## EXERCISE DIRECTIONS
Extract the full listing verbatim and drop any pictures from your copy.

* Begin EXTRACTED ENTRIES *

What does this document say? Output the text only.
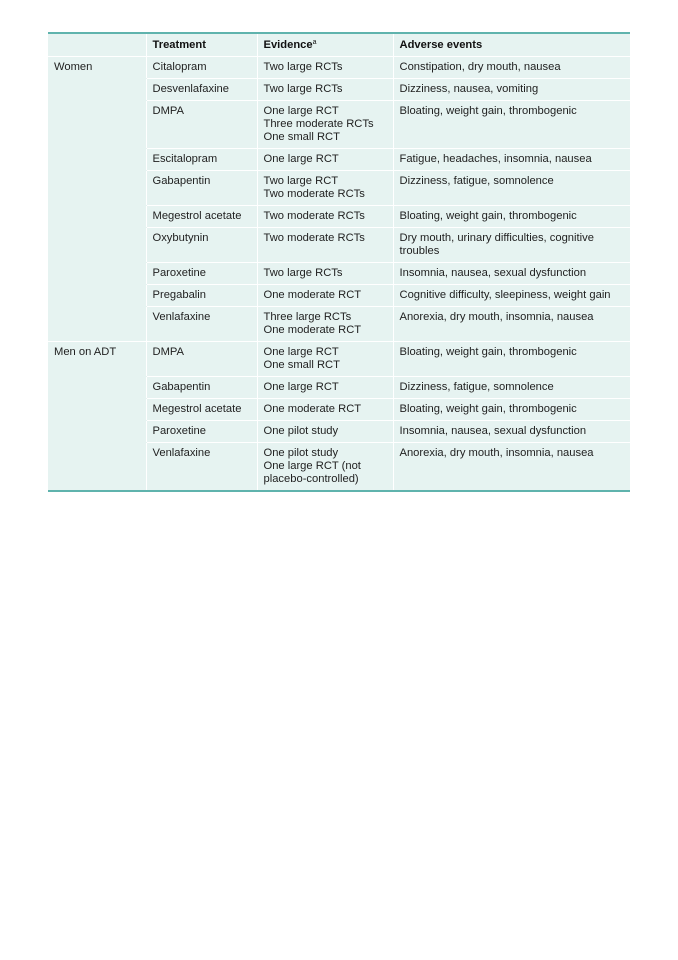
	Treatment	Evidence$^a$	Adverse events
Women	Citalopram	Two large RCTs	Constipation, dry mouth, nausea
	Desvenlafaxine	Two large RCTs	Dizziness, nausea, vomiting
	DMPA	One large RCT
Three moderate RCTs
One small RCT	Bloating, weight gain, thrombogenic
	Escitalopram	One large RCT	Fatigue, headaches, insomnia, nausea
	Gabapentin	Two large RCT
Two moderate RCTs	Dizziness, fatigue, somnolence
	Megestrol acetate	Two moderate RCTs	Bloating, weight gain, thrombogenic
	Oxybutynin	Two moderate RCTs	Dry mouth, urinary difficulties, cognitive troubles
	Paroxetine	Two large RCTs	Insomnia, nausea, sexual dysfunction
	Pregabalin	One moderate RCT	Cognitive difficulty, sleepiness, weight gain
	Venlafaxine	Three large RCTs
One moderate RCT	Anorexia, dry mouth, insomnia, nausea
Men on ADT	DMPA	One large RCT
One small RCT	Bloating, weight gain, thrombogenic
	Gabapentin	One large RCT	Dizziness, fatigue, somnolence
	Megestrol acetate	One moderate RCT	Bloating, weight gain, thrombogenic
	Paroxetine	One pilot study	Insomnia, nausea, sexual dysfunction
	Venlafaxine	One pilot study
One large RCT (not
placebo-controlled)	Anorexia, dry mouth, insomnia, nausea
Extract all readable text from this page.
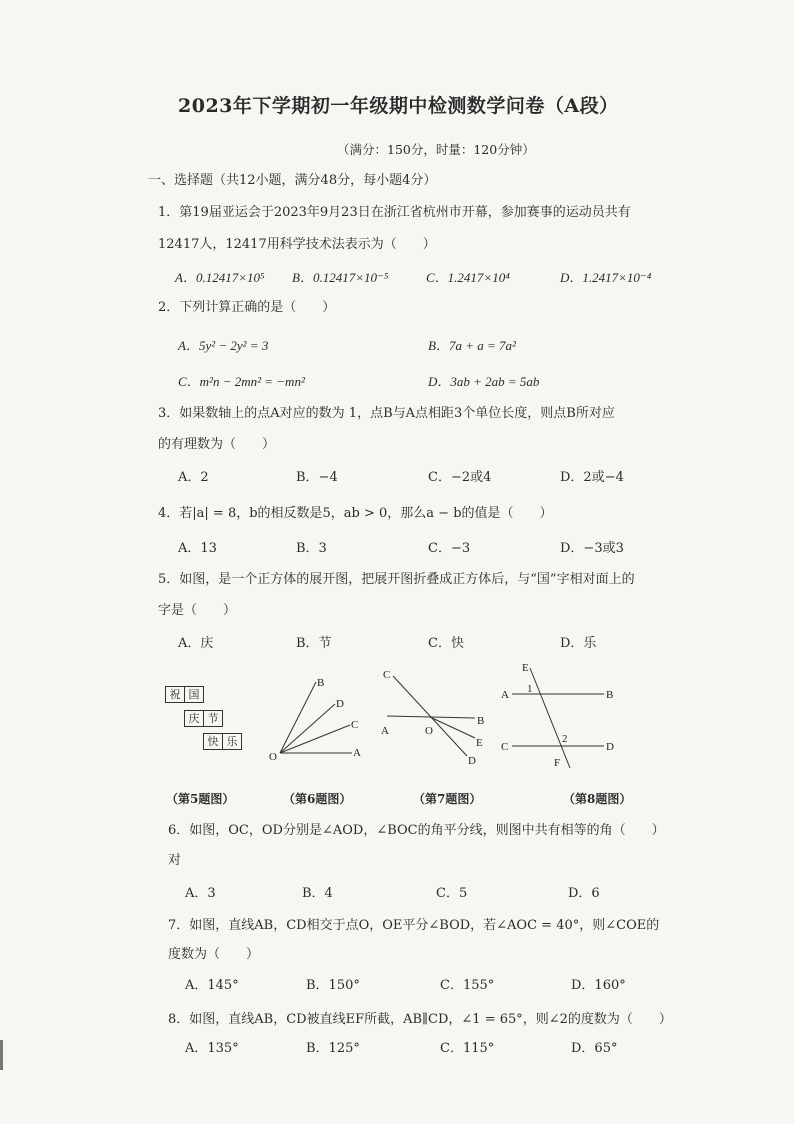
2023年下学期初一年级期中检测数学问卷（A段）
（满分：150分，时量：120分钟）
一、选择题（共12小题，满分48分，每小题4分）
1．第19届亚运会于2023年9月23日在浙江省杭州市开幕，参加赛事的运动员共有
12417人，12417用科学技术法表示为（　　）
A．0.12417×10⁵ B．0.12417×10⁻⁵	C．1.2417×10⁴	D．1.2417×10⁻⁴
2．下列计算正确的是（　　）
A．5y² − 2y² = 3	B．7a + a = 7a²
C．m²n − 2mn² = −mn²	D．3ab + 2ab = 5ab
3．如果数轴上的点A对应的数为 1，点B与A点相距3个单位长度，则点B所对应
的有理数为（　　）
A．2	B．−4	C．−2或4	D．2或−4
4．若|a| = 8，b的相反数是5，ab > 0，那么a − b的值是（　　）
A．13	B．3	C．−3	D．−3或3
5．如图，是一个正方体的展开图，把展开图折叠成正方体后，与“国”字相对面上的
字是（　　）
A．庆	B．节	C．快	D．乐
祝 国
庆 节
快 乐
B
D
C
O	A
C
A	O
B
E
D
E
A 1	B
2
C	D
F
（第5题图）	（第6题图）	（第7题图）	（第8题图）
6．如图，OC，OD分别是∠AOD，∠BOC的角平分线，则图中共有相等的角（　　）
对
A．3	B．4	C．5	D．6
7．如图，直线AB，CD相交于点O，OE平分∠BOD，若∠AOC = 40°，则∠COE的
度数为（　　）
A．145°	B．150°	C．155°	D．160°
8．如图，直线AB，CD被直线EF所截，AB∥CD，∠1 = 65°，则∠2的度数为（　　）
A．135°	B．125°	C．115°	D．65°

* End EXTRACTED ENTRIES *

## COMPLETED EXERCISE
What does this document say? Output the text only.
	Treatment	Evidence$^a$	Adverse events
Women	Citalopram	Two large RCTs	Constipation, dry mouth, nausea
	Desvenlafaxine	Two large RCTs	Dizziness, nausea, vomiting
	DMPA	One large RCT
Three moderate RCTs
One small RCT	Bloating, weight gain, thrombogenic
	Escitalopram	One large RCT	Fatigue, headaches, insomnia, nausea
	Gabapentin	Two large RCT
Two moderate RCTs	Dizziness, fatigue, somnolence
	Megestrol acetate	Two moderate RCTs	Bloating, weight gain, thrombogenic
	Oxybutynin	Two moderate RCTs	Dry mouth, urinary difficulties, cognitive troubles
	Paroxetine	Two large RCTs	Insomnia, nausea, sexual dysfunction
	Pregabalin	One moderate RCT	Cognitive difficulty, sleepiness, weight gain
	Venlafaxine	Three large RCTs
One moderate RCT	Anorexia, dry mouth, insomnia, nausea
Men on ADT	DMPA	One large RCT
One small RCT	Bloating, weight gain, thrombogenic
	Gabapentin	One large RCT	Dizziness, fatigue, somnolence
	Megestrol acetate	One moderate RCT	Bloating, weight gain, thrombogenic
	Paroxetine	One pilot study	Insomnia, nausea, sexual dysfunction
	Venlafaxine	One pilot study
One large RCT (not
placebo-controlled)	Anorexia, dry mouth, insomnia, nausea
Extract all readable text from this page.
2023年下学期初一年级期中检测数学问卷（A段）
（满分：150分，时量：120分钟）
一、选择题（共12小题，满分48分，每小题4分）
1．第19届亚运会于2023年9月23日在浙江省杭州市开幕，参加赛事的运动员共有
12417人，12417用科学技术法表示为（　　）
A．0.12417×10⁵ B．0.12417×10⁻⁵	C．1.2417×10⁴	D．1.2417×10⁻⁴
2．下列计算正确的是（　　）
A．5y² − 2y² = 3	B．7a + a = 7a²
C．m²n − 2mn² = −mn²	D．3ab + 2ab = 5ab
3．如果数轴上的点A对应的数为 1，点B与A点相距3个单位长度，则点B所对应
的有理数为（　　）
A．2	B．−4	C．−2或4	D．2或−4
4．若|a| = 8，b的相反数是5，ab > 0，那么a − b的值是（　　）
A．13	B．3	C．−3	D．−3或3
5．如图，是一个正方体的展开图，把展开图折叠成正方体后，与“国”字相对面上的
字是（　　）
A．庆	B．节	C．快	D．乐
祝 国
庆 节
快 乐
B
D
C
O	A
C
A	O
B
E
D
E
A 1	B
2
C	D
F
（第5题图）	（第6题图）	（第7题图）	（第8题图）
6．如图，OC，OD分别是∠AOD，∠BOC的角平分线，则图中共有相等的角（　　）
对
A．3	B．4	C．5	D．6
7．如图，直线AB，CD相交于点O，OE平分∠BOD，若∠AOC = 40°，则∠COE的
度数为（　　）
A．145°	B．150°	C．155°	D．160°
8．如图，直线AB，CD被直线EF所截，AB∥CD，∠1 = 65°，则∠2的度数为（　　）
A．135°	B．125°	C．115°	D．65°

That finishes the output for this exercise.